* ENUNCIADO A *
Edite as entradas no trecho que vai da linha que contém "row-label-variable-name: Variable Name: [186, 555, 386, 632]" até a linha que contém "average-2003: 8,892: [555, 279, 737, 373]", trocando "Advancing Excellence in Health Care" por "Excellence in Health Care". Apresente somente essas linhas, com todo o resto inalterado.

* TRECHO CITADO *
------

Se é no Direito material que encontramos a razão de existência das relações processuais, pois instrumentais, em sede de recursos excepcionais não deve ser diferente, até porque, ainda que o objeto do recurso não coincida com o objeto da ação, não podemos ignorar que o que se busca em nossas cortes de superposição [1] é o reconhecimento da violação de um direito material e/ou processual.

A partir dessas premissas, e pensando em causas que envolvam questões tributárias (direito material), decorrentes daqueles conflitos identificados nas diferentes fases do ciclo de concretização das competências normativo-tributárias — processo de positivação — a que se referiu Rodrigo Dalla Pria, urge uma necessária e renovada compreensão acerca da problemática que envolve o processo tributário até a efetiva análise do mérito no bojo dos recursos especial e extraordinário.

Neste artigo, voltamos nossas atenções para os requisitos que emolduram o juízo de admissibilidade (conhecimento) dos recursos, especial e extraordinário, que tenham como matéria de fundo questões de índole tributária.

Isso porque somente após a superação dos óbices de admissibilidade é que se avançará para o juízo de mérito (provimento), cujo objeto, por envolver questão que inevitavelmente tratará de aspectos relacionados ao "patrimônio" e à "receita pública", comumente está investido de significado repetitivo (artigos 928 e 1.036, do CPC).

Desse modo, sem descurar dos mandamentos constitucionais e legais (federais) acerca das particularidades que devem ser observadas quando do manejo de recursos dessa natureza — requisitos de admissibilidade recursal —, todos por si só suficientes para inviabilizar seu conhecimento, pontuamos a necessidade de prestigiar cânones como da isonomia, celeridade e segurança jurídica.

------

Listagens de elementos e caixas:

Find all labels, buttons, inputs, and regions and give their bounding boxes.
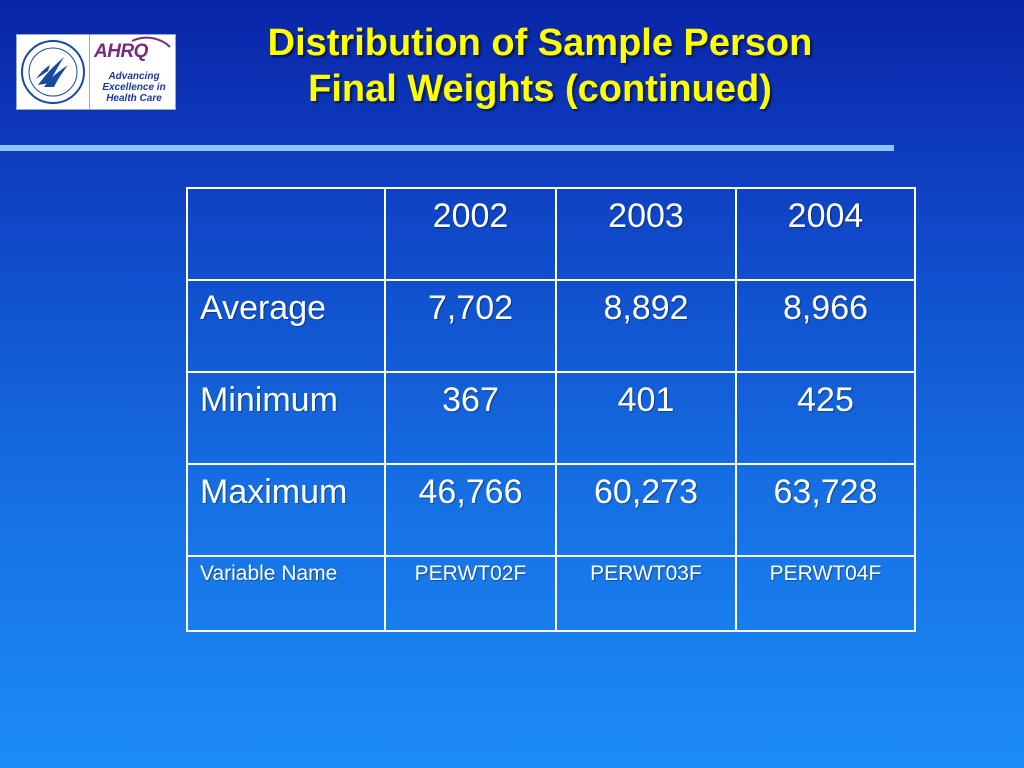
row-label-variable-name: Variable Name: [186, 555, 386, 632]
maximum-2003: 60,273: [555, 463, 737, 557]
row-label-maximum: Maximum: [186, 463, 386, 557]
column-header-2002: 2002: [384, 187, 557, 281]
table-header-row: 2002 2003 2004: [186, 187, 916, 281]
variable-name-2004: PERWT04F: [735, 555, 916, 632]
minimum-2002: 367: [384, 371, 557, 465]
average-2002: 7,702: [384, 279, 557, 373]
minimum-2003: 401: [555, 371, 737, 465]
maximum-2002: 46,766: [384, 463, 557, 557]
ahrq-tagline: Advancing Excellence in Health Care: [102, 71, 166, 104]
hhs-seal-icon: [16, 34, 90, 110]
variable-name-2003: PERWT03F: [555, 555, 737, 632]
table-row-minimum: Minimum 367 401 425: [186, 371, 916, 465]
row-label-average: Average: [186, 279, 386, 373]
average-2003: 8,892: [555, 279, 737, 373]
ahrq-logo: AHRQ Advancing Excellence in Health Care: [90, 34, 176, 110]
average-2004: 8,966: [735, 279, 916, 373]
ahrq-wordmark: AHRQ: [94, 41, 148, 62]
slide-title-line1: Distribution of Sample Person: [267, 22, 813, 64]
table-row-variable-name: Variable Name PERWT02F PERWT03F PERWT04F: [186, 555, 916, 632]
minimum-2004: 425: [735, 371, 916, 465]
slide-title-line2: Final Weights (continued): [308, 68, 772, 110]
column-header-2003: 2003: [555, 187, 737, 281]
table-row-average: Average 7,702 8,892 8,966: [186, 279, 916, 373]
row-label-minimum: Minimum: [186, 371, 386, 465]
maximum-2004: 63,728: [735, 463, 916, 557]
variable-name-2002: PERWT02F: [384, 555, 557, 632]
slide-title: Distribution of Sample Person Final Weig…: [190, 20, 890, 112]
table-corner-cell: [186, 187, 386, 281]
logo-block: AHRQ Advancing Excellence in Health Care: [16, 34, 176, 110]
title-divider: [0, 145, 894, 151]
weights-table: 2002 2003 2004 Average 7,702 8,892 8,966…: [186, 187, 916, 632]
table-row-maximum: Maximum 46,766 60,273 63,728: [186, 463, 916, 557]
column-header-2004: 2004: [735, 187, 916, 281]
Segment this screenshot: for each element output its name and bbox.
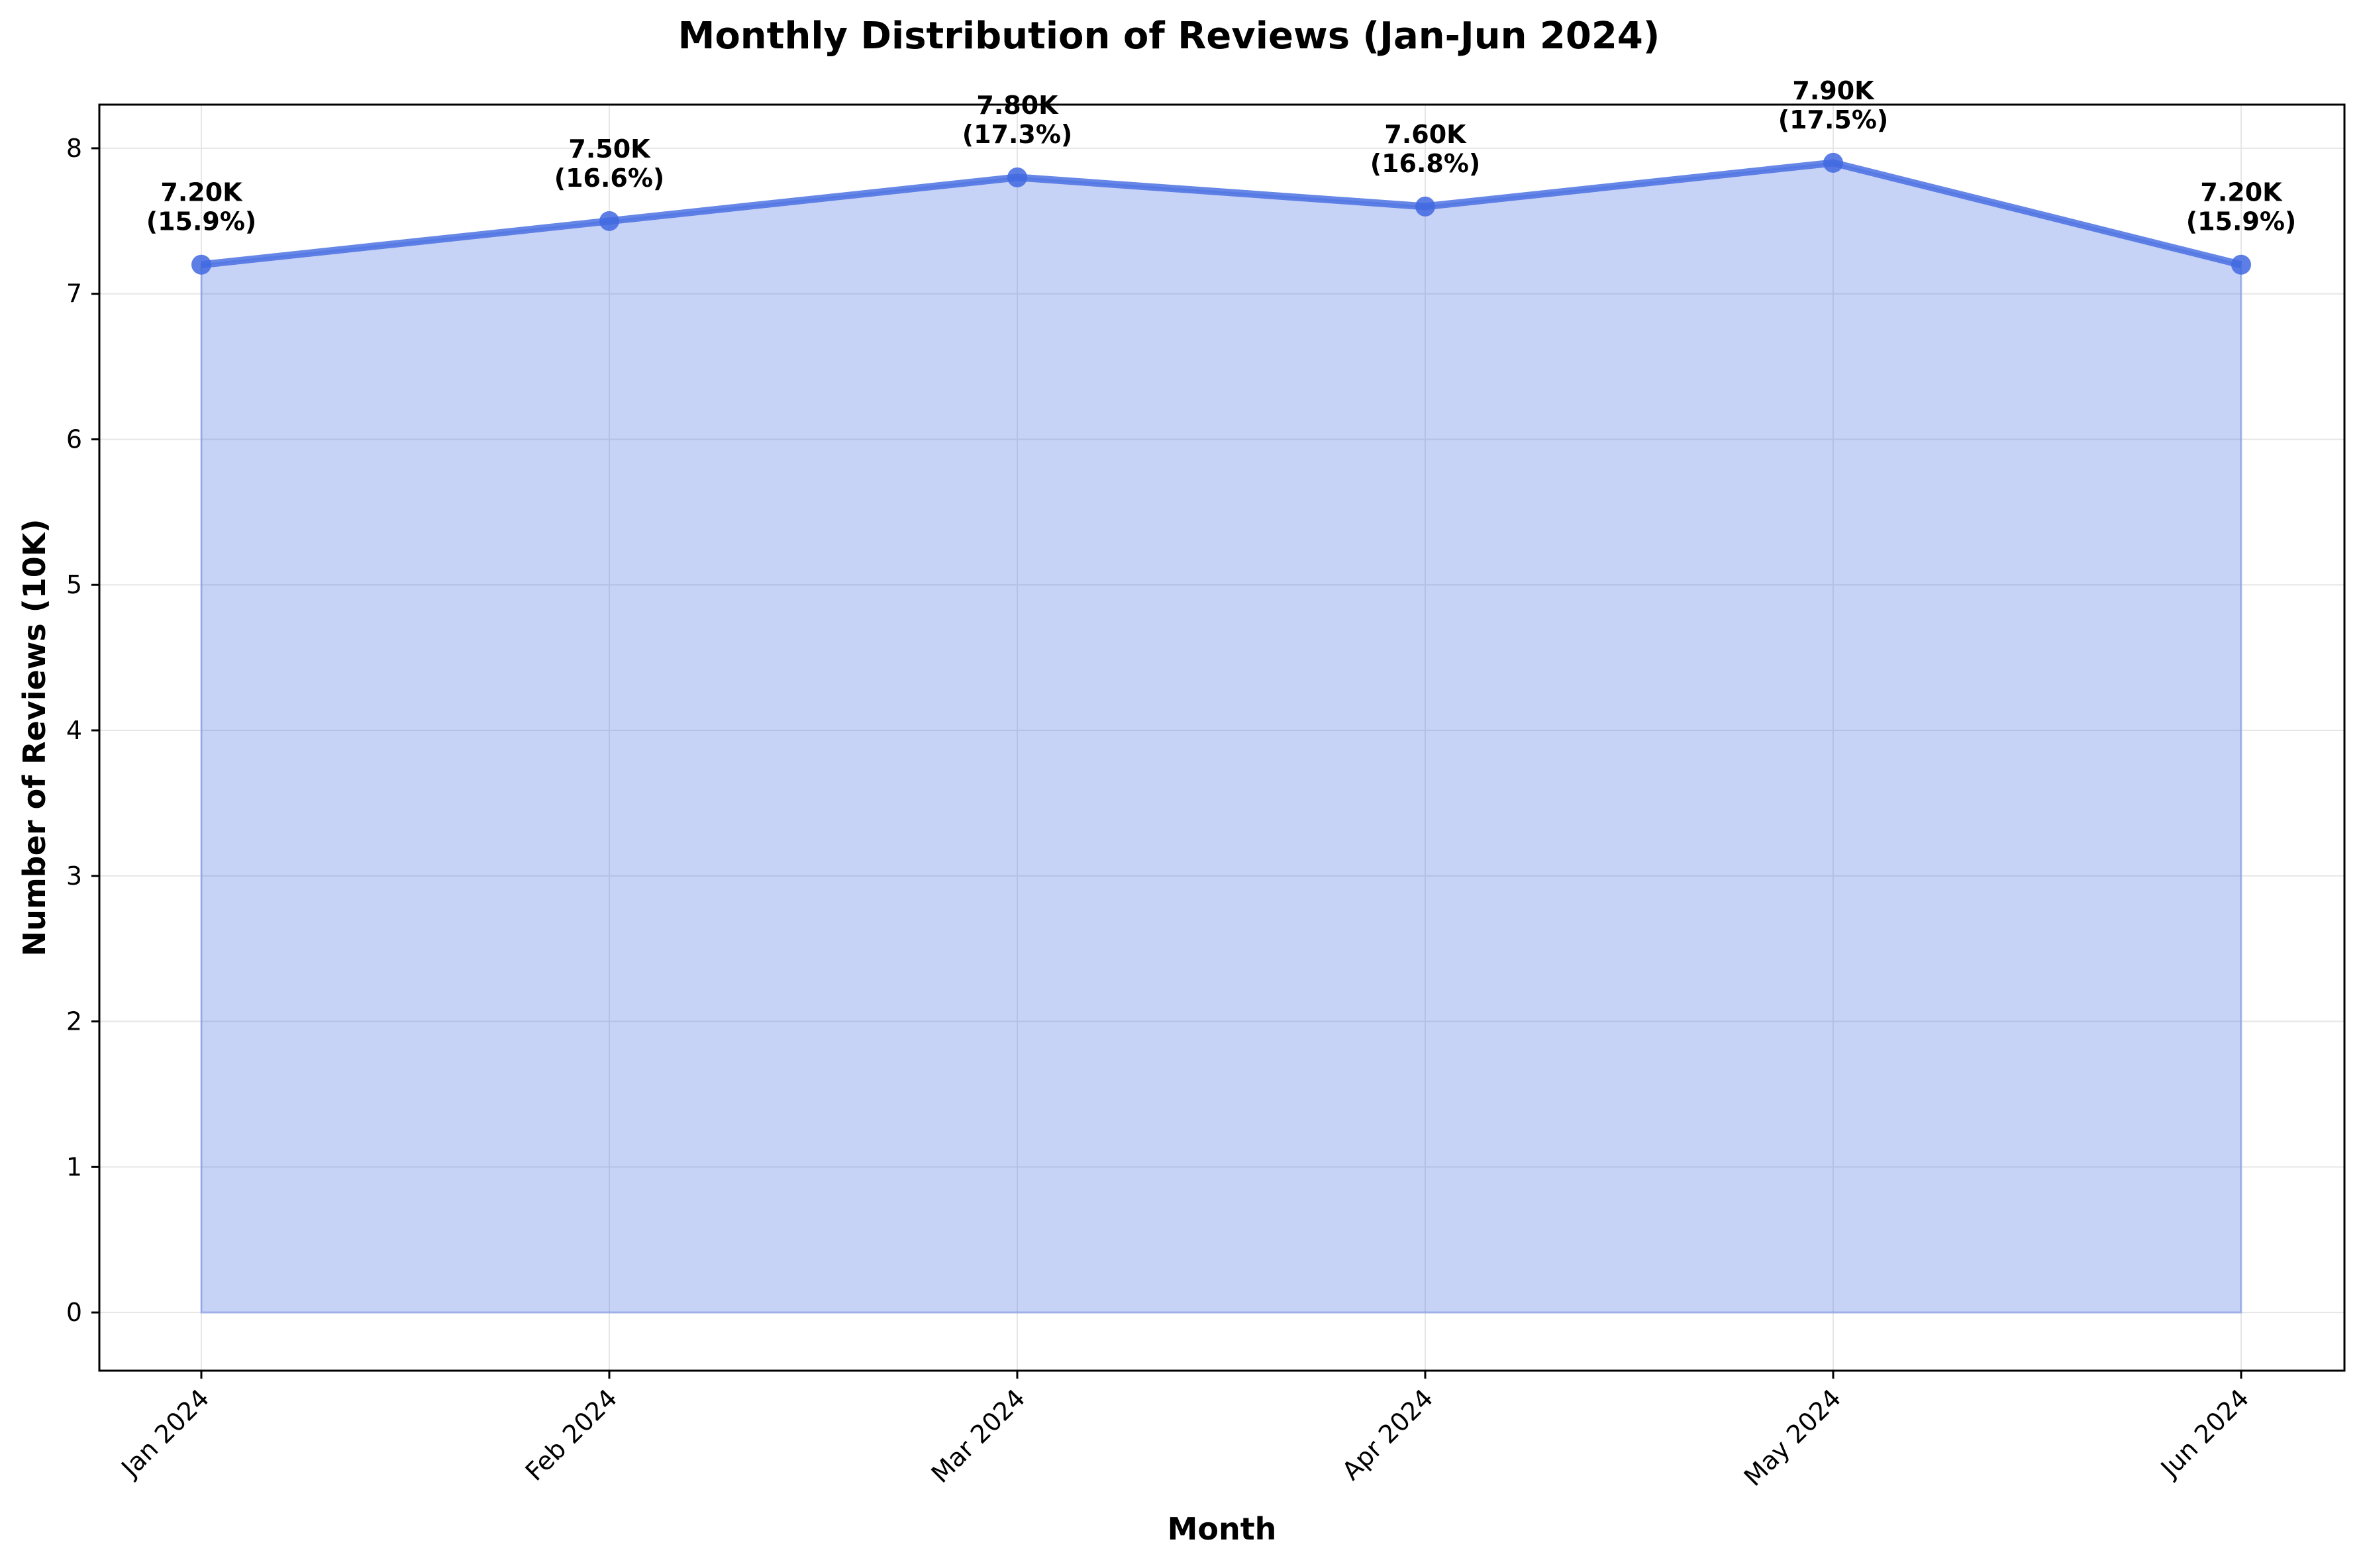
y-axis-label: Number of Reviews (10K) — [17, 519, 52, 957]
data-point — [599, 211, 619, 231]
data-value-label: 7.50K — [568, 134, 651, 164]
y-tick-label: 0 — [66, 1298, 82, 1327]
x-tick-label: Apr 2024 — [1336, 1383, 1439, 1486]
x-tick-label: Jun 2024 — [2154, 1383, 2254, 1483]
data-value-label: 7.20K — [160, 178, 243, 207]
area-fill-layer — [200, 162, 2242, 1314]
data-percent-label: (16.6%) — [554, 164, 665, 193]
data-value-label: 7.90K — [1792, 76, 1875, 105]
data-point — [191, 254, 211, 275]
y-tick-label: 1 — [66, 1152, 82, 1181]
area-fill — [200, 162, 2242, 1314]
data-point — [1007, 167, 1027, 187]
data-percent-label: (17.3%) — [962, 120, 1073, 149]
y-tick-label: 5 — [66, 570, 82, 599]
data-labels-layer: 7.20K(15.9%)7.50K(16.6%)7.80K(17.3%) 7.60… — [146, 76, 2297, 236]
x-tick-label: Mar 2024 — [926, 1383, 1031, 1489]
data-percent-label: (15.9%) — [146, 207, 257, 236]
series-line — [201, 159, 2242, 269]
data-points-layer — [191, 152, 2251, 275]
y-tick-label: 2 — [66, 1007, 82, 1036]
data-value-label: 7.60K — [1384, 120, 1467, 149]
data-percent-label: (15.9%) — [2186, 207, 2297, 236]
data-percent-label: (16.8%) — [1370, 149, 1481, 178]
data-point — [1415, 196, 1435, 217]
plot-frame — [98, 103, 2346, 1372]
x-tick-label: May 2024 — [1738, 1383, 1847, 1492]
y-tick-label: 8 — [66, 134, 82, 163]
data-value-label: 7.20K — [2200, 178, 2283, 207]
x-axis-label: Month — [1168, 1511, 1277, 1547]
x-tick-label: Jan 2024 — [115, 1383, 215, 1483]
y-tick-label: 7 — [66, 279, 82, 309]
chart-title: Monthly Distribution of Reviews (Jan-Jun… — [678, 15, 1660, 58]
data-point — [2231, 254, 2251, 275]
data-percent-label: (17.5%) — [1778, 105, 1889, 134]
x-axis-ticks: Jan 2024 Feb 2024 Mar 2024 Apr 2024 May 2024… — [115, 1371, 2254, 1492]
y-tick-label: 3 — [66, 861, 82, 891]
series-line-layer — [201, 159, 2242, 269]
y-tick-label: 4 — [66, 716, 82, 745]
x-tick-label: Feb 2024 — [520, 1383, 623, 1487]
y-tick-label: 6 — [66, 424, 82, 454]
grid-lines — [99, 105, 2344, 1371]
y-axis-ticks: 0 1 2 3 4 5 6 7 8 — [66, 134, 99, 1327]
data-point — [1823, 152, 1843, 173]
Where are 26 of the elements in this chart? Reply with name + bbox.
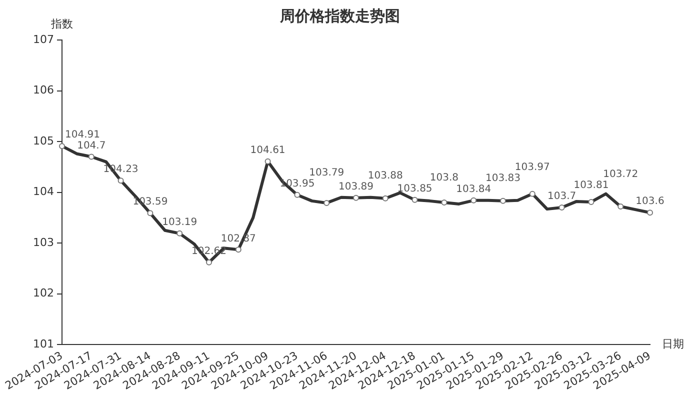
y-tick-label: 104 — [32, 185, 54, 198]
y-tick-label: 103 — [32, 236, 54, 249]
chart-title: 周价格指数走势图 — [279, 6, 400, 25]
y-tick-label: 106 — [32, 84, 54, 97]
data-label: 104.61 — [250, 144, 286, 156]
data-label: 103.79 — [309, 167, 344, 178]
data-label: 103.89 — [338, 181, 374, 192]
y-tick-label: 107 — [32, 32, 54, 46]
data-label: 103.7 — [547, 191, 576, 202]
data-label: 103.85 — [397, 184, 432, 195]
y-tick-label: 101 — [32, 337, 54, 350]
y-tick-label: 105 — [32, 134, 54, 148]
data-label: 103.6 — [636, 196, 664, 208]
data-label: 103.72 — [603, 169, 638, 180]
data-label: 103.88 — [368, 170, 403, 182]
data-label: 103.97 — [514, 162, 550, 174]
data-label: 103.19 — [162, 217, 198, 228]
y-tick-label: 102 — [32, 286, 54, 300]
data-label: 103.81 — [574, 180, 609, 192]
data-label: 104.7 — [77, 140, 106, 152]
data-label: 103.83 — [486, 173, 521, 184]
y-axis-title: 指数 — [50, 17, 73, 30]
x-axis-title: 日期 — [662, 337, 684, 350]
data-label: 103.8 — [430, 172, 459, 184]
data-label: 104.91 — [64, 130, 100, 141]
data-label: 103.84 — [456, 184, 492, 196]
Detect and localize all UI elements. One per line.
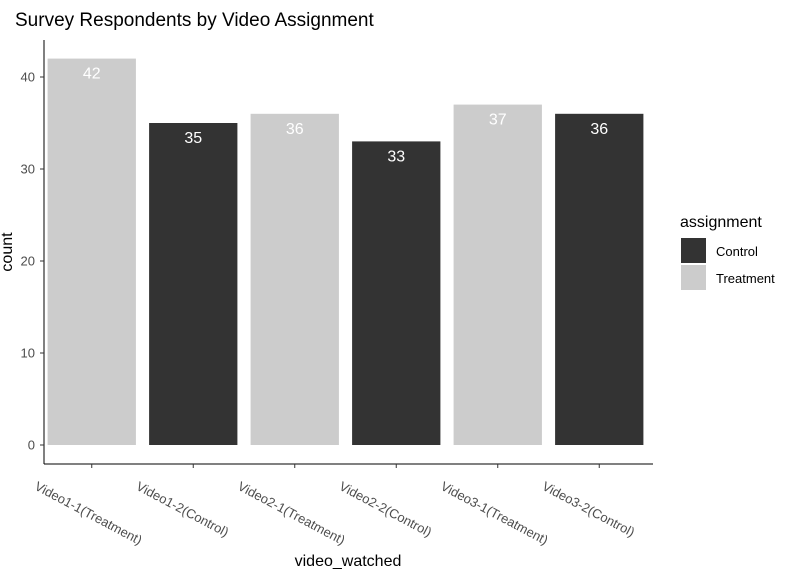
- x-tick-label: Video2-1(Treatment): [235, 478, 347, 547]
- x-tick-label: Video1-1(Treatment): [32, 478, 144, 547]
- x-tick-label: Video1-2(Control): [134, 478, 231, 539]
- legend-swatch: [681, 238, 706, 263]
- legend-title: assignment: [680, 214, 762, 231]
- x-tick-label: Video3-2(Control): [540, 478, 637, 539]
- bar: [453, 104, 542, 445]
- legend-swatch: [681, 265, 706, 290]
- x-tick-label: Video2-2(Control): [337, 478, 434, 539]
- bar: [555, 113, 644, 446]
- x-tick-label: Video3-1(Treatment): [438, 478, 550, 547]
- bar-value-label: 37: [489, 112, 507, 129]
- bar: [250, 113, 339, 446]
- legend: assignment Control Treatment: [680, 214, 775, 290]
- y-tick-label: 0: [28, 438, 35, 453]
- bar: [149, 123, 238, 445]
- y-tick-label: 40: [21, 70, 35, 85]
- bar-value-label: 42: [83, 66, 101, 83]
- chart-title: Survey Respondents by Video Assignment: [15, 10, 374, 31]
- bar: [47, 58, 136, 445]
- bar-value-label: 35: [184, 130, 202, 147]
- legend-label: Control: [716, 244, 758, 259]
- bar-value-label: 36: [286, 121, 304, 138]
- x-axis-title: video_watched: [295, 553, 402, 570]
- y-tick-label: 20: [21, 254, 35, 269]
- plot-area: 0 10 20 30 40 42 Video1-1(Treatment) 35 Video1-2…: [21, 40, 653, 548]
- bar-value-label: 36: [590, 121, 608, 138]
- bar: [352, 141, 441, 445]
- y-tick-label: 10: [21, 346, 35, 361]
- y-tick-label: 30: [21, 162, 35, 177]
- bar-value-label: 33: [387, 148, 405, 165]
- legend-label: Treatment: [716, 271, 775, 286]
- y-axis-title: count: [0, 232, 16, 272]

------

* ENUNCIADO B *
Transcreva do texto sobre recursos em matéria tributária o trecho que vai de "Se é no Direito" até "especial e extraordinário.".

* RESPOSTA FINAL A *
row-label-variable-name: Variable Name: [186, 555, 386, 632]
maximum-2003: 60,273: [555, 463, 737, 557]
row-label-maximum: Maximum: [186, 463, 386, 557]
column-header-2002: 2002: [384, 187, 557, 281]
table-header-row: 2002 2003 2004: [186, 187, 916, 281]
variable-name-2004: PERWT04F: [735, 555, 916, 632]
minimum-2002: 367: [384, 371, 557, 465]
average-2002: 7,702: [384, 279, 557, 373]
minimum-2003: 401: [555, 371, 737, 465]
maximum-2002: 46,766: [384, 463, 557, 557]
ahrq-tagline: Excellence in Health Care: [102, 71, 166, 104]
hhs-seal-icon: [16, 34, 90, 110]
variable-name-2003: PERWT03F: [555, 555, 737, 632]
table-row-minimum: Minimum 367 401 425: [186, 371, 916, 465]
row-label-average: Average: [186, 279, 386, 373]
average-2003: 8,892: [555, 279, 737, 373]

* RESPOSTA FINAL B *
Se é no Direito material que encontramos a razão de existência das relações processuais, pois instrumentais, em sede de recursos excepcionais não deve ser diferente, até porque, ainda que o objeto do recurso não coincida com o objeto da ação, não podemos ignorar que o que se busca em nossas cortes de superposição [1] é o reconhecimento da violação de um direito material e/ou processual.

A partir dessas premissas, e pensando em causas que envolvam questões tributárias (direito material), decorrentes daqueles conflitos identificados nas diferentes fases do ciclo de concretização das competências normativo-tributárias — processo de positivação — a que se referiu Rodrigo Dalla Pria, urge uma necessária e renovada compreensão acerca da problemática que envolve o processo tributário até a efetiva análise do mérito no bojo dos recursos especial e extraordinário.